◆ **Prompt**
Extract every line that contains the string "What".

___

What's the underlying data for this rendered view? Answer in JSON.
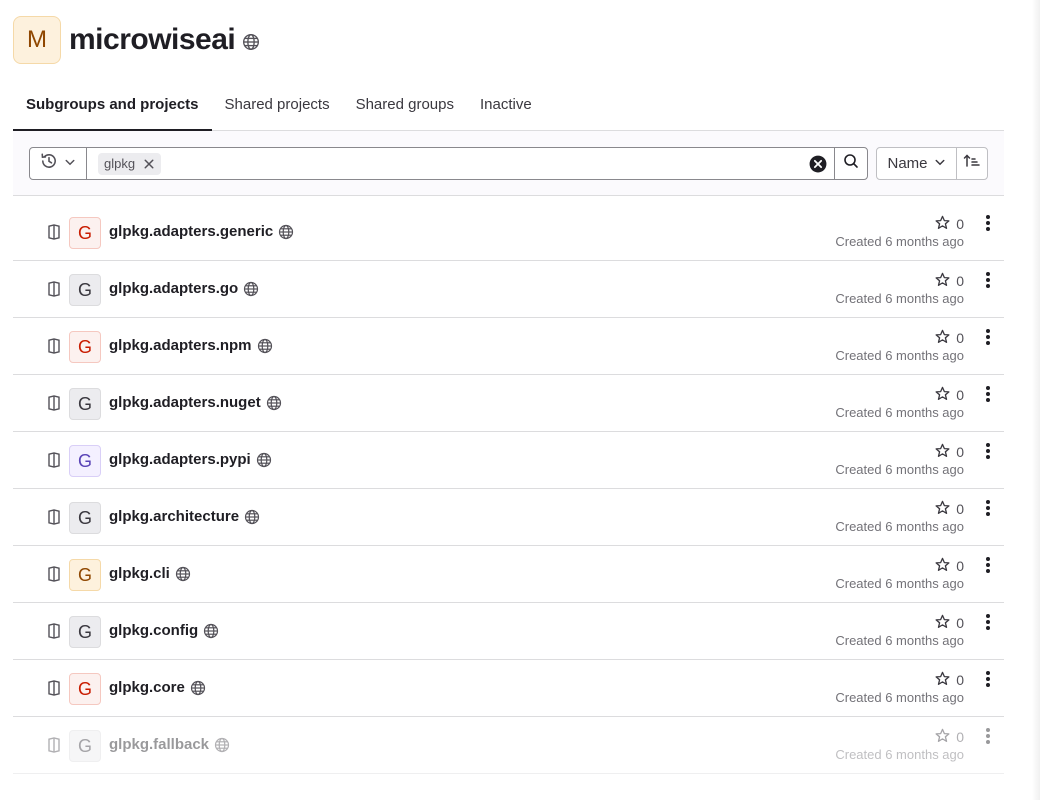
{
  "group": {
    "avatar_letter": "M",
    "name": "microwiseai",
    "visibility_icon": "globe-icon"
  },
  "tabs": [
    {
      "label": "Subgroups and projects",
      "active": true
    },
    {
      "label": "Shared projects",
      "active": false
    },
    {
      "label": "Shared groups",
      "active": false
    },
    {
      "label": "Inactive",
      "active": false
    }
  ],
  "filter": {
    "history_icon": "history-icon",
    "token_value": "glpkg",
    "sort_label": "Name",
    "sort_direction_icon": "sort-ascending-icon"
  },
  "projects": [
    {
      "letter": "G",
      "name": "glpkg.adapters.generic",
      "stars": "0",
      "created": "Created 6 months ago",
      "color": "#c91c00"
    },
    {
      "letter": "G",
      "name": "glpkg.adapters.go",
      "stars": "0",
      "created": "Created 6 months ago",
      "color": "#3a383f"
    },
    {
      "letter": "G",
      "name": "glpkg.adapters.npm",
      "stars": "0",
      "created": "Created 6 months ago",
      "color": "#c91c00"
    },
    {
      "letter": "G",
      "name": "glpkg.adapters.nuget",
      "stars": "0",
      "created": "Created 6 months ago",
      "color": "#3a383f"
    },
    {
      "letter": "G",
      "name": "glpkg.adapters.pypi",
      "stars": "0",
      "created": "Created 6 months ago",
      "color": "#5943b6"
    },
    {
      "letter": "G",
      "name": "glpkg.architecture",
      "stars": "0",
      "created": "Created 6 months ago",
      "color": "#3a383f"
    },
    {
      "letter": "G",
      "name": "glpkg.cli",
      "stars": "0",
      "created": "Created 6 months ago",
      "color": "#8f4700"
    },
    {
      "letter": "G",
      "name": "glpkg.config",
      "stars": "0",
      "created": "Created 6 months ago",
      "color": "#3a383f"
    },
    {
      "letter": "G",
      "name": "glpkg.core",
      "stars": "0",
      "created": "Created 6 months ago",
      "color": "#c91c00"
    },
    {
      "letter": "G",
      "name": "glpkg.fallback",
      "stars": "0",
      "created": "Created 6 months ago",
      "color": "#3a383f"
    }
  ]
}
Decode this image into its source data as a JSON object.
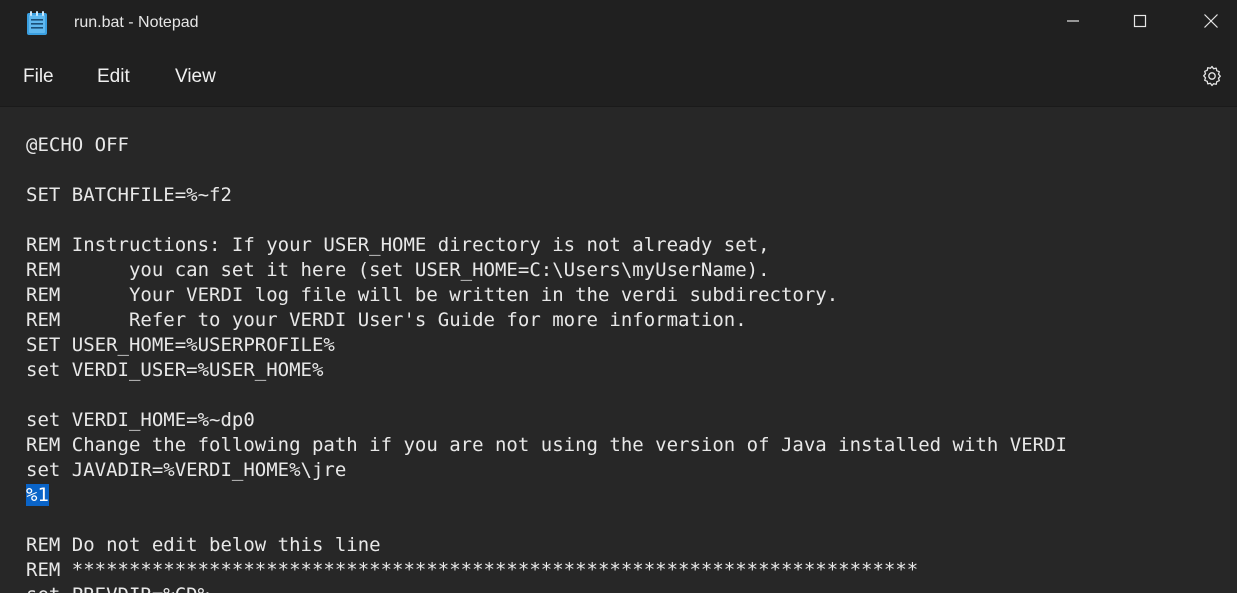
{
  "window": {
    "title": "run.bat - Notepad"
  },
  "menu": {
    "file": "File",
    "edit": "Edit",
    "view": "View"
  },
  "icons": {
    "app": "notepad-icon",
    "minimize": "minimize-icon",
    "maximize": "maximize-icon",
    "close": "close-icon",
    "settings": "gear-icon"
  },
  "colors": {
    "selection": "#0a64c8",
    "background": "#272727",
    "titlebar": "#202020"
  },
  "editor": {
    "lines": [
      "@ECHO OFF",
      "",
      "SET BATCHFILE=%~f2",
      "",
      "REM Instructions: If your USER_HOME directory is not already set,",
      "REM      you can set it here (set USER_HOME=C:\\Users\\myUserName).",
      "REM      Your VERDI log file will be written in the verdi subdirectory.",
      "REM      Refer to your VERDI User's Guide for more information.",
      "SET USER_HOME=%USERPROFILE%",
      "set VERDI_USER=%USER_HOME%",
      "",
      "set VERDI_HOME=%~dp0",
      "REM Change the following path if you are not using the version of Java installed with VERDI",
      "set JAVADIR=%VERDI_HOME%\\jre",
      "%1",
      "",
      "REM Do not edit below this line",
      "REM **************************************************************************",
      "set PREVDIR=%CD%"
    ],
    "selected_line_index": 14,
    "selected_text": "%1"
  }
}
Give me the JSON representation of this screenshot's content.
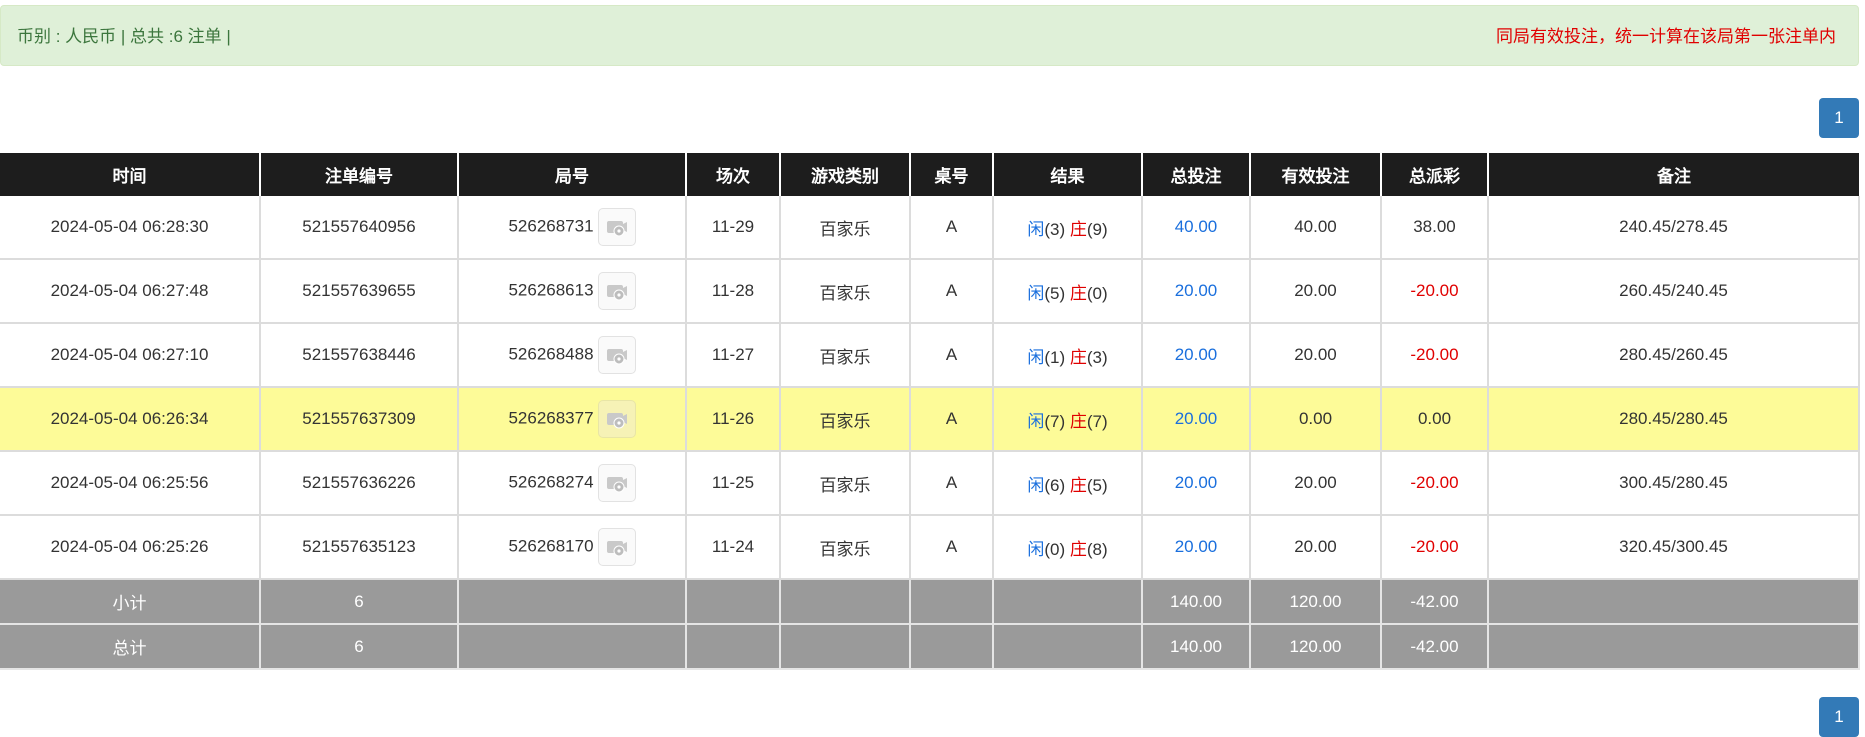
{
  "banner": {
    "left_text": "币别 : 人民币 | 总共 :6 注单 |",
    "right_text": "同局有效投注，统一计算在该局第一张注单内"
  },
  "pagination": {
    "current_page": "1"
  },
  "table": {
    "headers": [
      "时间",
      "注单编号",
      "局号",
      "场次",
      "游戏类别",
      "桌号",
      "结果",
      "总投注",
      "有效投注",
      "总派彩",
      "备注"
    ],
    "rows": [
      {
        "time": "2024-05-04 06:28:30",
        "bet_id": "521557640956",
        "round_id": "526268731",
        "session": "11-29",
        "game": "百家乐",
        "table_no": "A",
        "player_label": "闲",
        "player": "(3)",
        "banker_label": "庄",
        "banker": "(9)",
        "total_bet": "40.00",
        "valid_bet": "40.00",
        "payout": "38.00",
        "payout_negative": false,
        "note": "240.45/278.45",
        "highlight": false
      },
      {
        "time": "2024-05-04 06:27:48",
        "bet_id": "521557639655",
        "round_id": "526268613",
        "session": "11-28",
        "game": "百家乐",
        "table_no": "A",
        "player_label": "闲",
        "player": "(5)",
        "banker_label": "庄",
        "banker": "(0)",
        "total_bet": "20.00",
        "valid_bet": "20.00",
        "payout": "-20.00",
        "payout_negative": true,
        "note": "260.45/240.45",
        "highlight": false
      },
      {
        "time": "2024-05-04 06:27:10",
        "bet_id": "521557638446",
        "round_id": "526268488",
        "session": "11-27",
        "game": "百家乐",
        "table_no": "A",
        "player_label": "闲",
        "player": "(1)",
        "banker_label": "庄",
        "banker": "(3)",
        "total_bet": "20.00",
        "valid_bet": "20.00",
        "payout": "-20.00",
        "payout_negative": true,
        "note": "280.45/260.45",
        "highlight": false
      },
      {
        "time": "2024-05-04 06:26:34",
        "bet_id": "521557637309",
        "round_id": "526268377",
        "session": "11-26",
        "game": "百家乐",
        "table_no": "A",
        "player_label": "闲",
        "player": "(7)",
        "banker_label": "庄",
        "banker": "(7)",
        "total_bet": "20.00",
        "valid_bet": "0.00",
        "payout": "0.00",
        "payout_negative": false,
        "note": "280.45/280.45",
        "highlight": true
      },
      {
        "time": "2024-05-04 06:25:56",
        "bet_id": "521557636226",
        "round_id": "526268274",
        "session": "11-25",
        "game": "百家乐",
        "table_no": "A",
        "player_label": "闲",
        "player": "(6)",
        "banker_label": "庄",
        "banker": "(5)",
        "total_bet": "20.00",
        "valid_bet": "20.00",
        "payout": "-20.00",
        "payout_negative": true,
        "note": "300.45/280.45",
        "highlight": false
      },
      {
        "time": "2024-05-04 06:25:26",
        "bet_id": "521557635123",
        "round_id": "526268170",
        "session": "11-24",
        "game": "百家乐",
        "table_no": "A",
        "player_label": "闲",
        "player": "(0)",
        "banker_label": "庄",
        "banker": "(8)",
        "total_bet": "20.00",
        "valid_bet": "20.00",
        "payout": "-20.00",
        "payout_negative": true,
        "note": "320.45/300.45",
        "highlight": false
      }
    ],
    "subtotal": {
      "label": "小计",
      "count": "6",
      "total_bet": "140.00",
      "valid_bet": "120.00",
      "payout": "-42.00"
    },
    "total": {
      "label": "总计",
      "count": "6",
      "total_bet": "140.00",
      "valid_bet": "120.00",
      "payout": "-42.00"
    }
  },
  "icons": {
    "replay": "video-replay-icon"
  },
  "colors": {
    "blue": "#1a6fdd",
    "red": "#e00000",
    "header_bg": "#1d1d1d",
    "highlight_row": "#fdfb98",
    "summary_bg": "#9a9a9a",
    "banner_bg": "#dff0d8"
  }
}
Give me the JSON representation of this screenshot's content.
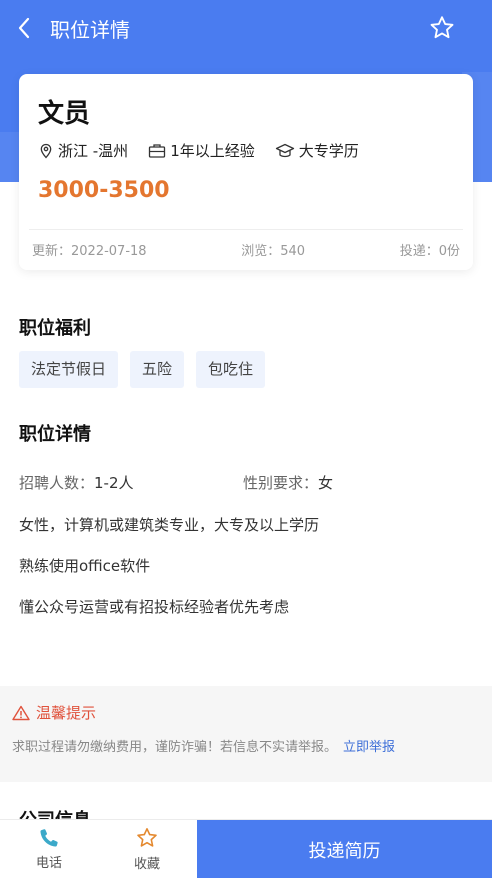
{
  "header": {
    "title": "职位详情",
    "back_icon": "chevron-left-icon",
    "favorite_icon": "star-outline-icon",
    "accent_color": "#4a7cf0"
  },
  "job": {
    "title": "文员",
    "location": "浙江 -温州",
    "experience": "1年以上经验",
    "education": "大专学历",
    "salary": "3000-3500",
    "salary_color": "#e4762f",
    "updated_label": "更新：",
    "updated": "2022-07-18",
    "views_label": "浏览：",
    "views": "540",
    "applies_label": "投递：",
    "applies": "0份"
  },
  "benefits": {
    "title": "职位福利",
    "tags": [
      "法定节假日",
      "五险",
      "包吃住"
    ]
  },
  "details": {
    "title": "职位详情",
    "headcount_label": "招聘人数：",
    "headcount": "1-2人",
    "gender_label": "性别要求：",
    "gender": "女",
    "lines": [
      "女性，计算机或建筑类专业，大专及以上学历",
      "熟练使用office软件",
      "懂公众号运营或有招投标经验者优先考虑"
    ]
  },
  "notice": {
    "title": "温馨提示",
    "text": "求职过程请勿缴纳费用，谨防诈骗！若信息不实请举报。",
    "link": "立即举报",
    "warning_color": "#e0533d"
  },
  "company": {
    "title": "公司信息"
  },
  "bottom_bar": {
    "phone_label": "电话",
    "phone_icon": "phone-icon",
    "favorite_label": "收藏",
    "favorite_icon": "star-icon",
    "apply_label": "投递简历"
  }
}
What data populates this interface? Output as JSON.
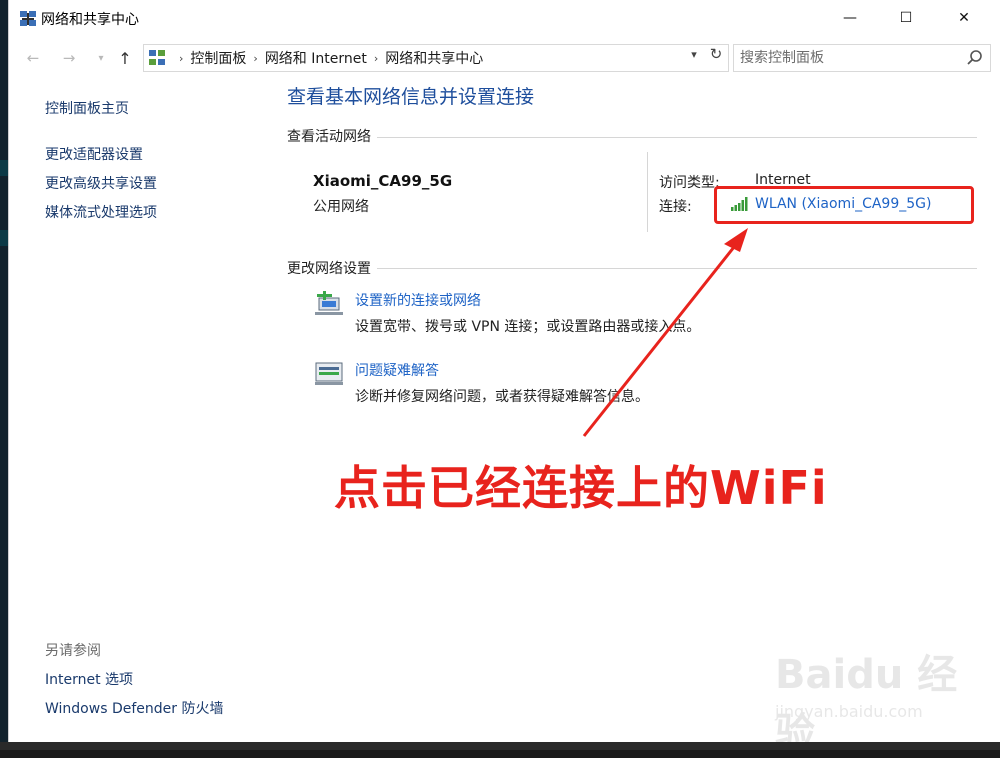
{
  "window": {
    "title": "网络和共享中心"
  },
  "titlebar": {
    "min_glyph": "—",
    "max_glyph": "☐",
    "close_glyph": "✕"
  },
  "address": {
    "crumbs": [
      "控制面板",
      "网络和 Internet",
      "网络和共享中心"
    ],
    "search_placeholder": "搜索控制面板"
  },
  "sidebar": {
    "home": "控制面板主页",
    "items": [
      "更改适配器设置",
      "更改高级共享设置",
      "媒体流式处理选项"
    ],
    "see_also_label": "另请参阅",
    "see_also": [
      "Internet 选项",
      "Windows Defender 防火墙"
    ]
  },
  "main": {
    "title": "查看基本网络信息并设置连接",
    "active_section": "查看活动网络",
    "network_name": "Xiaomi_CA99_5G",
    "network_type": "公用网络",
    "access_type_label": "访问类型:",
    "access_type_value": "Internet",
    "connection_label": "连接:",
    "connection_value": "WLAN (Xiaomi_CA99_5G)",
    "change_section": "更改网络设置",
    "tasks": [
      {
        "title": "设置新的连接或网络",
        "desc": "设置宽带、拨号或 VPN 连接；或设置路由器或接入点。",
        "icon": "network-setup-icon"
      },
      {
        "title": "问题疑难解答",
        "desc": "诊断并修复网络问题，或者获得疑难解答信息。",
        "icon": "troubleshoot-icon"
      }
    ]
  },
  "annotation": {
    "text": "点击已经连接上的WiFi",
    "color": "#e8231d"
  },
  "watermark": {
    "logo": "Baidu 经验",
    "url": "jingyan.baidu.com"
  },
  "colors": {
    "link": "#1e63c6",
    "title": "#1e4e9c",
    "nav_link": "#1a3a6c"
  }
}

___

◆ **Output of the exercise**
What's the underlying data for this rendered view? Answer in JSON.
What data populates this interface? Output as JSON.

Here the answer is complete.